To do =>
The listing has to be given again in full and exactly.

..............................

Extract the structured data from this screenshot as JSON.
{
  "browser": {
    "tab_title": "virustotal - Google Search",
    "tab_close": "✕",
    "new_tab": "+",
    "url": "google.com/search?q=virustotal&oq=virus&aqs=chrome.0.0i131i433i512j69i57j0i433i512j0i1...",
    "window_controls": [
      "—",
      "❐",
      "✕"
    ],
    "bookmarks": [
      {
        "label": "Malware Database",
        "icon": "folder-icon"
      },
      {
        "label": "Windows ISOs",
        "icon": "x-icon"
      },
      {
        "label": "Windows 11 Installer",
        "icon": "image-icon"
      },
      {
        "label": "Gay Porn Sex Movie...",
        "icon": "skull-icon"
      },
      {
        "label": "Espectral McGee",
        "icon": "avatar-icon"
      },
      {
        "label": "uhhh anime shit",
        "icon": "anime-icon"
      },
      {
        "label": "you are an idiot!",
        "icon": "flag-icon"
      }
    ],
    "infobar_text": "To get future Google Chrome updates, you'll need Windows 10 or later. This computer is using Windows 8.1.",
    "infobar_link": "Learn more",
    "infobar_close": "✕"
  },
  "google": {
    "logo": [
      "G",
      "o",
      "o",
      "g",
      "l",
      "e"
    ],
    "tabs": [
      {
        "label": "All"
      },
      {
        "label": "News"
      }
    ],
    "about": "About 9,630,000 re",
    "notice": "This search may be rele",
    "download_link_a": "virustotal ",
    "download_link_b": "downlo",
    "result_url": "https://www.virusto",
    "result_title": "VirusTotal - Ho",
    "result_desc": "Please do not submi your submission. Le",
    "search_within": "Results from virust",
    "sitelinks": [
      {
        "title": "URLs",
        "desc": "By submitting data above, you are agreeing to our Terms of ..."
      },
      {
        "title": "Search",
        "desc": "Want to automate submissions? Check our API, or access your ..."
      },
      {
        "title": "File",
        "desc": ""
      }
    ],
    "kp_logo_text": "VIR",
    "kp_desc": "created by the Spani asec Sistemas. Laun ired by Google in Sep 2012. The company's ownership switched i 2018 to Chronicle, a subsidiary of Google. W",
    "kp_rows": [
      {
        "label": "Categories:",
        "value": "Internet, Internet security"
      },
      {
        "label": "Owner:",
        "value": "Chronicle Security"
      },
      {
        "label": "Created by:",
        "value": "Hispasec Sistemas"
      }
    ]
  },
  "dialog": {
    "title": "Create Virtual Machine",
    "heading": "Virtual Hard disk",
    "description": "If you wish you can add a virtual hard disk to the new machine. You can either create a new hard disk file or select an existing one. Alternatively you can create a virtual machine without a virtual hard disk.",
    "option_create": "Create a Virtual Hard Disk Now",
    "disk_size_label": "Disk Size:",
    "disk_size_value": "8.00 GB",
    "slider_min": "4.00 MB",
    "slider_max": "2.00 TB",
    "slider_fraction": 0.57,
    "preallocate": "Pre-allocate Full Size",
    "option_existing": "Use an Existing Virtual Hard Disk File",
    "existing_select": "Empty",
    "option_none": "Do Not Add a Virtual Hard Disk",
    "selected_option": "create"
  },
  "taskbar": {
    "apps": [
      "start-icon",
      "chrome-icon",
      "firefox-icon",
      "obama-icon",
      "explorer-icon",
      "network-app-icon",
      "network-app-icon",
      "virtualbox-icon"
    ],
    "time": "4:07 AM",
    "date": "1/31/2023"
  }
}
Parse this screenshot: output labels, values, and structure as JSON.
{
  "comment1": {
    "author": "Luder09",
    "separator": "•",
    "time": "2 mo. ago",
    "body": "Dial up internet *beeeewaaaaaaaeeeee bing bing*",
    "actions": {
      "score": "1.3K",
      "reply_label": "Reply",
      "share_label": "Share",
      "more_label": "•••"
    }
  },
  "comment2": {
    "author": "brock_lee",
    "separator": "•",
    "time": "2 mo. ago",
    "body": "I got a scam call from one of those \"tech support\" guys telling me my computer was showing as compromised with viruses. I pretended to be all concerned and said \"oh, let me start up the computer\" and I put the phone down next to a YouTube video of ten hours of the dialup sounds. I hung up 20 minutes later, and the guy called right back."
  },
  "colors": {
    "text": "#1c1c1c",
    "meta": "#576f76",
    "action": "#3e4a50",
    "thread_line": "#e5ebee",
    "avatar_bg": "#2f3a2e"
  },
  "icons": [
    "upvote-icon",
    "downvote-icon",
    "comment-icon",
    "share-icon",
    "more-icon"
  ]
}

..............................

Response to the exercise =>
Extract the structured data from this screenshot as JSON.
{
  "browser": {
    "tab_title": "virustotal - Google Search",
    "tab_close": "✕",
    "new_tab": "+",
    "url": "google.com/search?q=virustotal&oq=virus&aqs=chrome.0.0i131i433i512j69i57j0i433i512j0i1...",
    "window_controls": [
      "—",
      "❐",
      "✕"
    ],
    "bookmarks": [
      {
        "label": "Malware Database",
        "icon": "folder-icon"
      },
      {
        "label": "Windows ISOs",
        "icon": "x-icon"
      },
      {
        "label": "Windows 11 Installer",
        "icon": "image-icon"
      },
      {
        "label": "Gay Porn Sex Movie...",
        "icon": "skull-icon"
      },
      {
        "label": "Espectral McGee",
        "icon": "avatar-icon"
      },
      {
        "label": "uhhh anime shit",
        "icon": "anime-icon"
      },
      {
        "label": "you are an idiot!",
        "icon": "flag-icon"
      }
    ],
    "infobar_text": "To get future Google Chrome updates, you'll need Windows 10 or later. This computer is using Windows 8.1.",
    "infobar_link": "Learn more",
    "infobar_close": "✕"
  },
  "google": {
    "logo": [
      "G",
      "o",
      "o",
      "g",
      "l",
      "e"
    ],
    "tabs": [
      {
        "label": "All"
      },
      {
        "label": "News"
      }
    ],
    "about": "About 9,630,000 re",
    "notice": "This search may be rele",
    "download_link_a": "virustotal ",
    "download_link_b": "downlo",
    "result_url": "https://www.virusto",
    "result_title": "VirusTotal - Ho",
    "result_desc": "Please do not submi your submission. Le",
    "search_within": "Results from virust",
    "sitelinks": [
      {
        "title": "URLs",
        "desc": "By submitting data above, you are agreeing to our Terms of ..."
      },
      {
        "title": "Search",
        "desc": "Want to automate submissions? Check our API, or access your ..."
      },
      {
        "title": "File",
        "desc": ""
      }
    ],
    "kp_logo_text": "VIR",
    "kp_desc": "created by the Spani asec Sistemas. Laun ired by Google in Sep 2012. The company's ownership switched i 2018 to Chronicle, a subsidiary of Google. W",
    "kp_rows": [
      {
        "label": "Categories:",
        "value": "Internet, Internet security"
      },
      {
        "label": "Owner:",
        "value": "Chronicle Security"
      },
      {
        "label": "Created by:",
        "value": "Hispasec Sistemas"
      }
    ]
  },
  "dialog": {
    "title": "Create Virtual Machine",
    "heading": "Virtual Hard disk",
    "description": "If you wish you can add a virtual hard disk to the new machine. You can either create a new hard disk file or select an existing one. Alternatively you can create a virtual machine without a virtual hard disk.",
    "option_create": "Create a Virtual Hard Disk Now",
    "disk_size_label": "Disk Size:",
    "disk_size_value": "8.00 GB",
    "slider_min": "4.00 MB",
    "slider_max": "2.00 TB",
    "slider_fraction": 0.57,
    "preallocate": "Pre-allocate Full Size",
    "option_existing": "Use an Existing Virtual Hard Disk File",
    "existing_select": "Empty",
    "option_none": "Do Not Add a Virtual Hard Disk",
    "selected_option": "create"
  },
  "taskbar": {
    "apps": [
      "start-icon",
      "chrome-icon",
      "firefox-icon",
      "obama-icon",
      "explorer-icon",
      "network-app-icon",
      "network-app-icon",
      "virtualbox-icon"
    ],
    "time": "4:07 AM",
    "date": "1/31/2023"
  }
}
Parse this screenshot: output labels, values, and structure as JSON.
{
  "comment1": {
    "author": "Luder09",
    "separator": "•",
    "time": "2 mo. ago",
    "body": "Dial up internet *beeeewaaaaaaaeeeee bing bing*",
    "actions": {
      "score": "1.3K",
      "reply_label": "Reply",
      "share_label": "Share",
      "more_label": "•••"
    }
  },
  "comment2": {
    "author": "brock_lee",
    "separator": "•",
    "time": "2 mo. ago",
    "body": "I got a scam call from one of those \"tech support\" guys telling me my computer was showing as compromised with viruses. I pretended to be all concerned and said \"oh, let me start up the computer\" and I put the phone down next to a YouTube video of ten hours of the dialup sounds. I hung up 20 minutes later, and the guy called right back."
  },
  "colors": {
    "text": "#1c1c1c",
    "meta": "#576f76",
    "action": "#3e4a50",
    "thread_line": "#e5ebee",
    "avatar_bg": "#2f3a2e"
  },
  "icons": [
    "upvote-icon",
    "downvote-icon",
    "comment-icon",
    "share-icon",
    "more-icon"
  ]
}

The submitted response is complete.